# Extracted entries
########################################

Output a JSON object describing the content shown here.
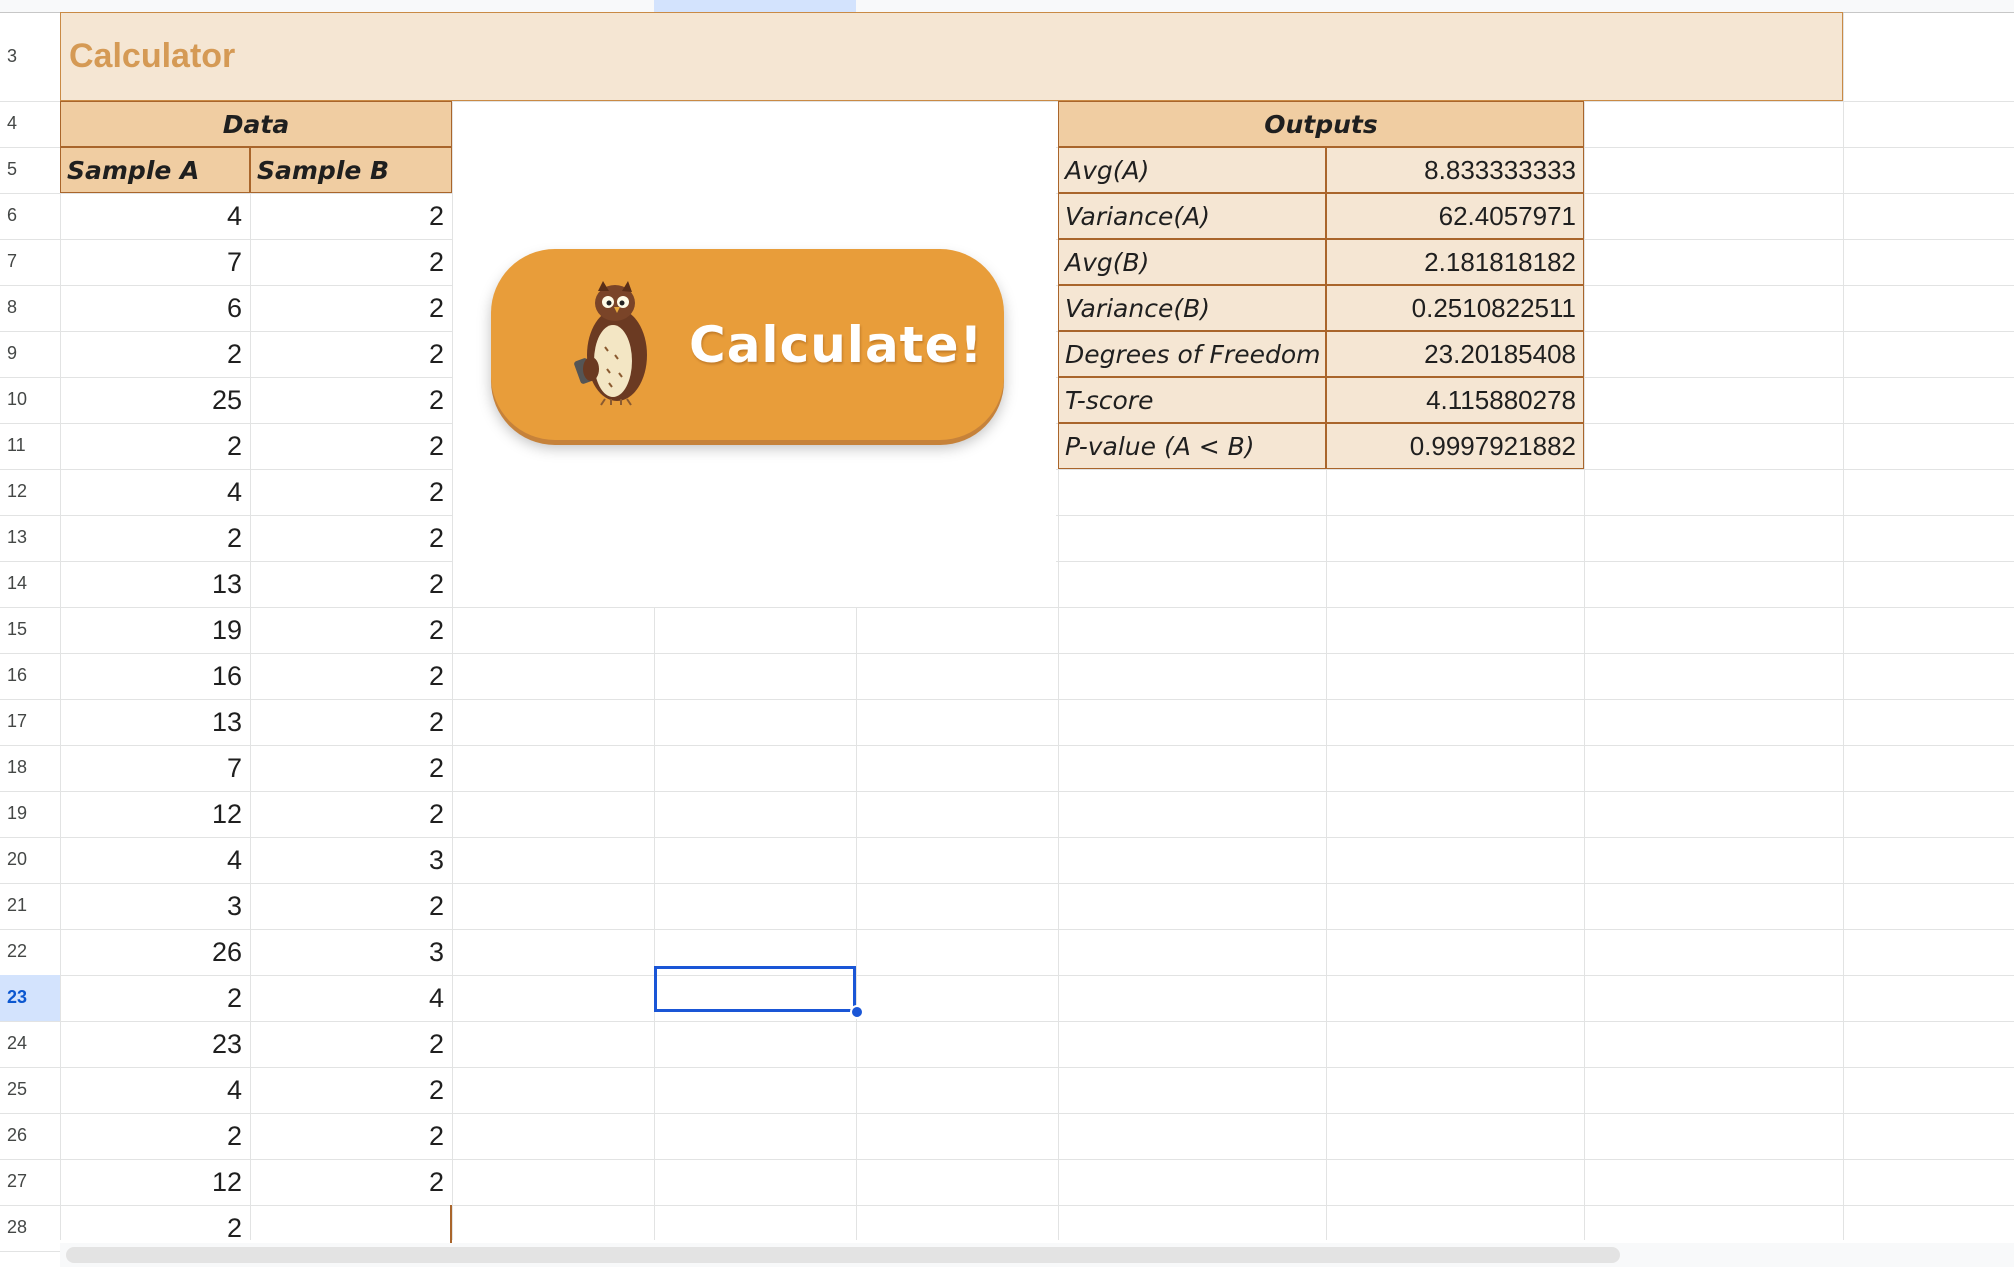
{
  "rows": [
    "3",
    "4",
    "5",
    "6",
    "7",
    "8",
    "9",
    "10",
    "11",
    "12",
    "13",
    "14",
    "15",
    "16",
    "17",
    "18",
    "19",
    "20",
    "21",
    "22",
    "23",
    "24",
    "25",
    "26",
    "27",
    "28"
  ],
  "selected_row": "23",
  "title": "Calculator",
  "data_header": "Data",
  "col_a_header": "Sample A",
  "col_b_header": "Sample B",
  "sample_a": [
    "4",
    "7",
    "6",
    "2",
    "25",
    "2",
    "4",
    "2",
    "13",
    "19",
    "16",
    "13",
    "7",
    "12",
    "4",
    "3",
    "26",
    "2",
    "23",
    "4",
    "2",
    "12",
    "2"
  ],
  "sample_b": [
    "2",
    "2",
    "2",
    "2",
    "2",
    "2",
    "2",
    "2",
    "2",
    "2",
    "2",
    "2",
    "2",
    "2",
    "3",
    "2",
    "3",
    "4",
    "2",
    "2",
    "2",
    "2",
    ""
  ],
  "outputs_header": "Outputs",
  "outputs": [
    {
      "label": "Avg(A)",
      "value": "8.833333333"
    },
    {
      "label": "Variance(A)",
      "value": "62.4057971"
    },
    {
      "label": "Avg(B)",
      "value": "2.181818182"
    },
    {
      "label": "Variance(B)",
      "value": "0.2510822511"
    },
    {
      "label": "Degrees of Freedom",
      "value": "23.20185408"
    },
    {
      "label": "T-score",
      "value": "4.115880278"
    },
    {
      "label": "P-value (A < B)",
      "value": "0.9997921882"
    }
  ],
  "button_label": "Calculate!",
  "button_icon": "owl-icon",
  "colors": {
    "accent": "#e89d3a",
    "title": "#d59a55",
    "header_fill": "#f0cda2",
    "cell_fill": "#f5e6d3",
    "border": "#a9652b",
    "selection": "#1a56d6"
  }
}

########################################

# Aim
What you return should match the records above word for word, minus the pictures.

# Finished answer
Output a JSON object describing the content shown here.
{
  "rows": [
    "3",
    "4",
    "5",
    "6",
    "7",
    "8",
    "9",
    "10",
    "11",
    "12",
    "13",
    "14",
    "15",
    "16",
    "17",
    "18",
    "19",
    "20",
    "21",
    "22",
    "23",
    "24",
    "25",
    "26",
    "27",
    "28"
  ],
  "selected_row": "23",
  "title": "Calculator",
  "data_header": "Data",
  "col_a_header": "Sample A",
  "col_b_header": "Sample B",
  "sample_a": [
    "4",
    "7",
    "6",
    "2",
    "25",
    "2",
    "4",
    "2",
    "13",
    "19",
    "16",
    "13",
    "7",
    "12",
    "4",
    "3",
    "26",
    "2",
    "23",
    "4",
    "2",
    "12",
    "2"
  ],
  "sample_b": [
    "2",
    "2",
    "2",
    "2",
    "2",
    "2",
    "2",
    "2",
    "2",
    "2",
    "2",
    "2",
    "2",
    "2",
    "3",
    "2",
    "3",
    "4",
    "2",
    "2",
    "2",
    "2",
    ""
  ],
  "outputs_header": "Outputs",
  "outputs": [
    {
      "label": "Avg(A)",
      "value": "8.833333333"
    },
    {
      "label": "Variance(A)",
      "value": "62.4057971"
    },
    {
      "label": "Avg(B)",
      "value": "2.181818182"
    },
    {
      "label": "Variance(B)",
      "value": "0.2510822511"
    },
    {
      "label": "Degrees of Freedom",
      "value": "23.20185408"
    },
    {
      "label": "T-score",
      "value": "4.115880278"
    },
    {
      "label": "P-value (A < B)",
      "value": "0.9997921882"
    }
  ],
  "button_label": "Calculate!",
  "button_icon": "owl-icon",
  "colors": {
    "accent": "#e89d3a",
    "title": "#d59a55",
    "header_fill": "#f0cda2",
    "cell_fill": "#f5e6d3",
    "border": "#a9652b",
    "selection": "#1a56d6"
  }
}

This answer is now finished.